EXERCISE DETAILS |
Copy each line that has the string "JSON" somewhere in it.

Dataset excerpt
#####

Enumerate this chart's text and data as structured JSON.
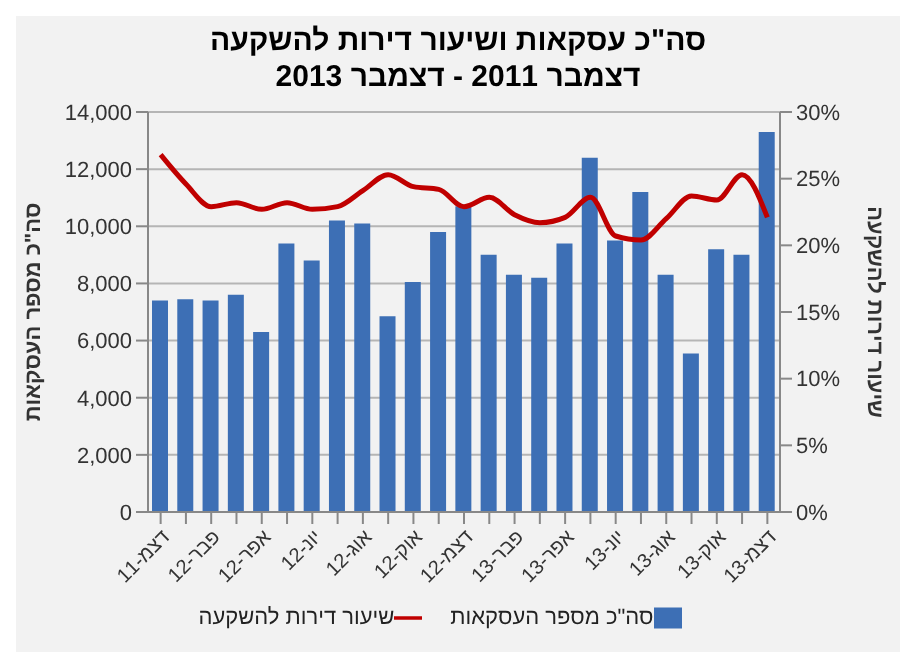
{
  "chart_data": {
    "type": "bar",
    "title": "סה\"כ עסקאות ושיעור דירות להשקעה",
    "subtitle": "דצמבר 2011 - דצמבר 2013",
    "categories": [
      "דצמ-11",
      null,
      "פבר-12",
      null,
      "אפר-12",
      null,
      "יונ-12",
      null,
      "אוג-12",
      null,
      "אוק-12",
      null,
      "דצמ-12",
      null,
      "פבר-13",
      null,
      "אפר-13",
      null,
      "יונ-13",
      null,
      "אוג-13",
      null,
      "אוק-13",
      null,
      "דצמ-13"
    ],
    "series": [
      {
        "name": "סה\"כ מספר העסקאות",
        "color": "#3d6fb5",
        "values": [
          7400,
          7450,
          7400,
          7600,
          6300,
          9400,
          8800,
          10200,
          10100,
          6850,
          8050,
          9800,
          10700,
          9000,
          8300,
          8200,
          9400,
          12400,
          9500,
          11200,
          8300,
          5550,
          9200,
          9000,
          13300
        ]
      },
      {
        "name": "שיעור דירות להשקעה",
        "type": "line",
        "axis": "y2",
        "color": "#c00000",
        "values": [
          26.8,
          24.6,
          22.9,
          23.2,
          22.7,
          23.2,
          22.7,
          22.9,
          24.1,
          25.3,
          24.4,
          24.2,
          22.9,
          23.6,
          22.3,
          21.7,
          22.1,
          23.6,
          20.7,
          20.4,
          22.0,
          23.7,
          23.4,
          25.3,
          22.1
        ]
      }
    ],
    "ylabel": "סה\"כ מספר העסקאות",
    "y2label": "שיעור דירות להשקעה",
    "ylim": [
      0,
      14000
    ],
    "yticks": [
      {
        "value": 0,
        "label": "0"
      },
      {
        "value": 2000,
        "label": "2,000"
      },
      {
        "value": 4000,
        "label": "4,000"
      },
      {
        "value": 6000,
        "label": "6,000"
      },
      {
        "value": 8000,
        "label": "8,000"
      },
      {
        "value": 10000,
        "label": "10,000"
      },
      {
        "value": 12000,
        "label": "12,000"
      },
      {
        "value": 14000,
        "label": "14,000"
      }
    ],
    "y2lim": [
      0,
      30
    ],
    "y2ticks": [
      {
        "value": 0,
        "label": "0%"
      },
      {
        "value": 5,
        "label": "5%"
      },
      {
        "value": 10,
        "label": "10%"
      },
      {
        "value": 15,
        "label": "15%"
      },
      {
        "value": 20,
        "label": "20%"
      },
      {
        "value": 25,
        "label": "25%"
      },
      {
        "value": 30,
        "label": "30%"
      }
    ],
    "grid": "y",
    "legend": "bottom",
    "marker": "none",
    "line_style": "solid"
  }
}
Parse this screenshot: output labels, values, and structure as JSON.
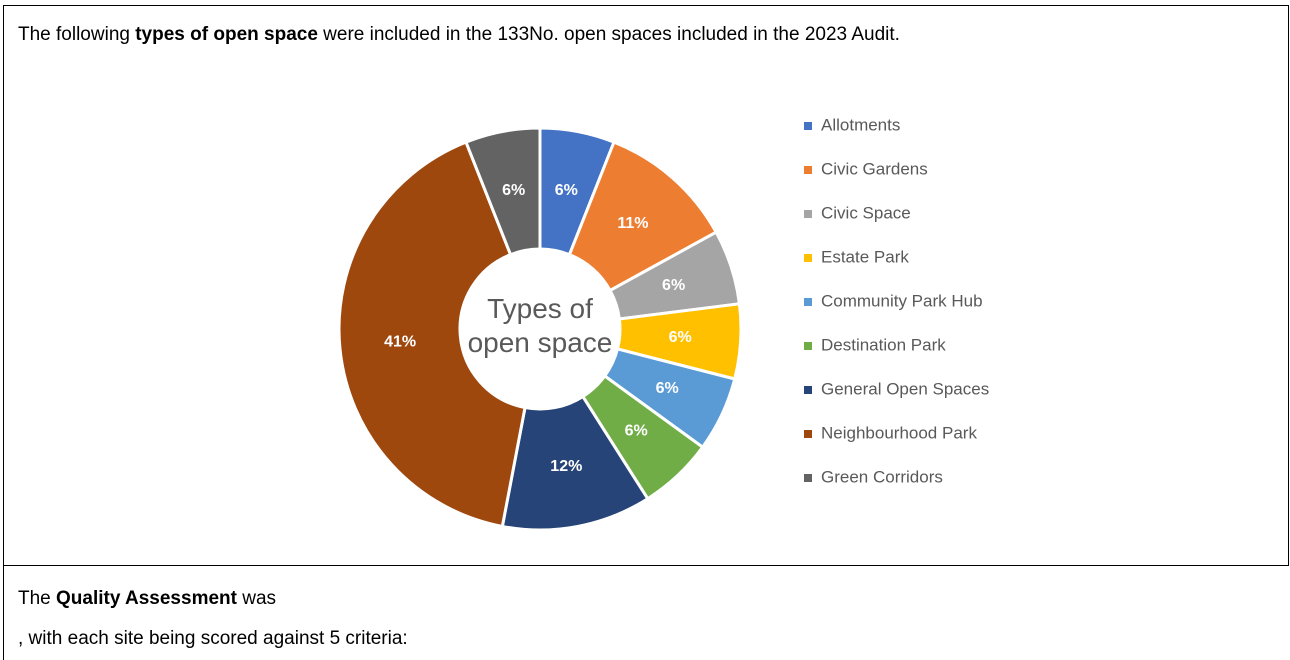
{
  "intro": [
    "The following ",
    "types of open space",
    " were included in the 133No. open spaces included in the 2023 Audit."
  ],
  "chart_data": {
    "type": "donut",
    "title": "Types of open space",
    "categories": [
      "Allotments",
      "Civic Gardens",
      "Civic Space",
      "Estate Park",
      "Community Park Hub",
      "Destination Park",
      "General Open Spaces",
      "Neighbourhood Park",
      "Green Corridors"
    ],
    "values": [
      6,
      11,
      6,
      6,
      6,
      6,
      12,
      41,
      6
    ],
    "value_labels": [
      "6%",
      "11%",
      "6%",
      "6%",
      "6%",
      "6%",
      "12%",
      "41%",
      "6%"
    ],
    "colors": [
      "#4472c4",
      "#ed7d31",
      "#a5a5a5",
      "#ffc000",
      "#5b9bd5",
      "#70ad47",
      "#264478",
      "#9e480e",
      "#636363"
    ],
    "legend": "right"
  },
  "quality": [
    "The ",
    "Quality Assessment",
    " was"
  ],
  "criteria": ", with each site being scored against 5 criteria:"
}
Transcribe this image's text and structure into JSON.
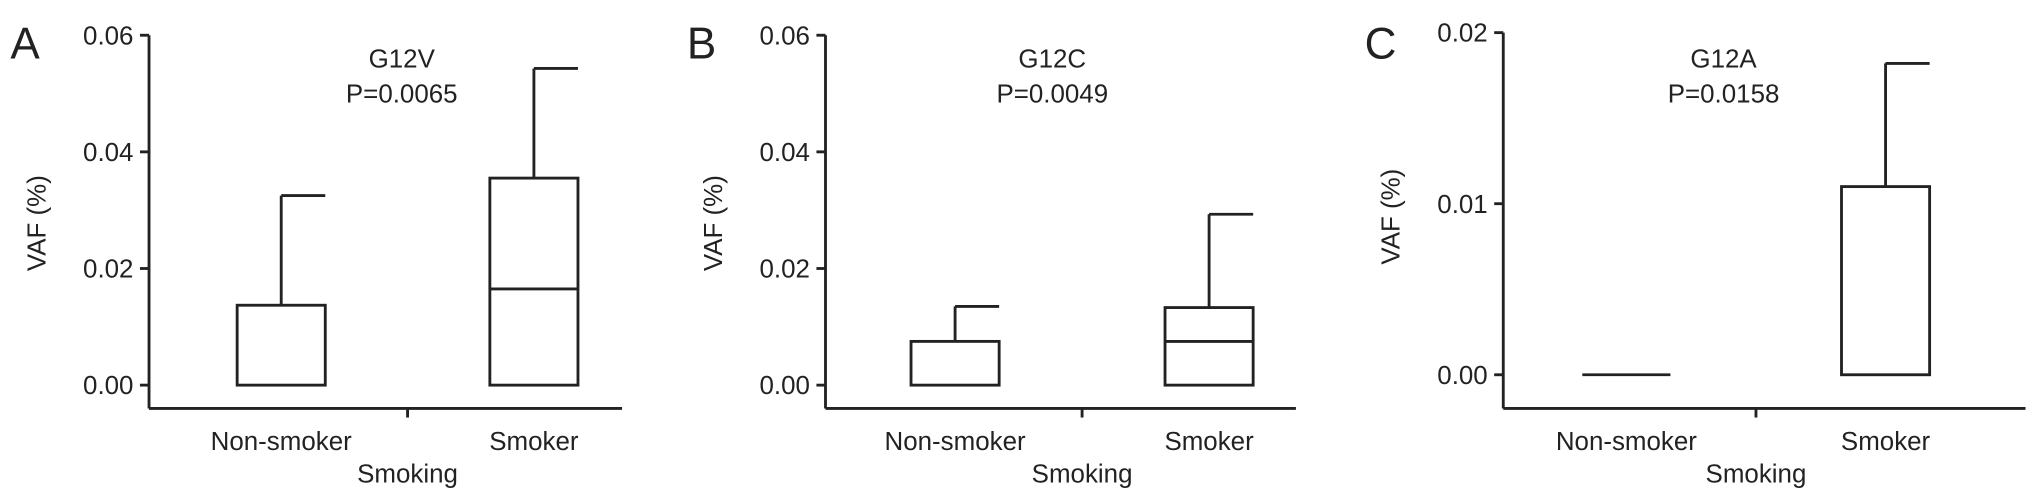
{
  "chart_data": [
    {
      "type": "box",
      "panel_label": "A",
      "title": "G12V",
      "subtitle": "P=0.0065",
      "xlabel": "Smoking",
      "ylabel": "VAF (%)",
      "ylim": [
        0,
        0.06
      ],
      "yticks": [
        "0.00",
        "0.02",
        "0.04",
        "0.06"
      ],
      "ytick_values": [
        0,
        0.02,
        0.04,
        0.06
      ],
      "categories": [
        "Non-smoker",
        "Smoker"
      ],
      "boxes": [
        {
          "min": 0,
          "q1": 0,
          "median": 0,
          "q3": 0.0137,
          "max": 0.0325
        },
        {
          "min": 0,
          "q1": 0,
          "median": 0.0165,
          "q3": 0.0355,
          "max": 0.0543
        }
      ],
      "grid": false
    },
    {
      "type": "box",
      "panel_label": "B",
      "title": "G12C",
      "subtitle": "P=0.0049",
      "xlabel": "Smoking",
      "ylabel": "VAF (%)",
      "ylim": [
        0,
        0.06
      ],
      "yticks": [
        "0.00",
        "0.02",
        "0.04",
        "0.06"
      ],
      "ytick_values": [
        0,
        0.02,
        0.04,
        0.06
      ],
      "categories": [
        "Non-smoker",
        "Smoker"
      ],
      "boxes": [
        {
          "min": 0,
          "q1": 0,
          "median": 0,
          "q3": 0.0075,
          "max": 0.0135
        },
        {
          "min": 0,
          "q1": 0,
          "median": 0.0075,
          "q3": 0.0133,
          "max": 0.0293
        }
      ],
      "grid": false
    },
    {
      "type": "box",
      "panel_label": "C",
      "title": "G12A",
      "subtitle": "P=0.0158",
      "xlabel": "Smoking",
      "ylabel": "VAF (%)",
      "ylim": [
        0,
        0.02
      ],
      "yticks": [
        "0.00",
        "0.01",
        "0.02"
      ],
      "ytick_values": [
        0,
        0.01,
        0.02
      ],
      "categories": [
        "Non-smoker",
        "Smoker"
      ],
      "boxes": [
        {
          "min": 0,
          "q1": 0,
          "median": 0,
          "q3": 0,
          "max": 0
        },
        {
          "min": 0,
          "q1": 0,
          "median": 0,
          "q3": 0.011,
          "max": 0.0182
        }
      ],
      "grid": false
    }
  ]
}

#####

RESPONSE TO THIS TASK |
Enumerate this chart's text and data as structured JSON.
Parse this screenshot: output labels, values, and structure as JSON.
Transcribe this image's text and structure into JSON.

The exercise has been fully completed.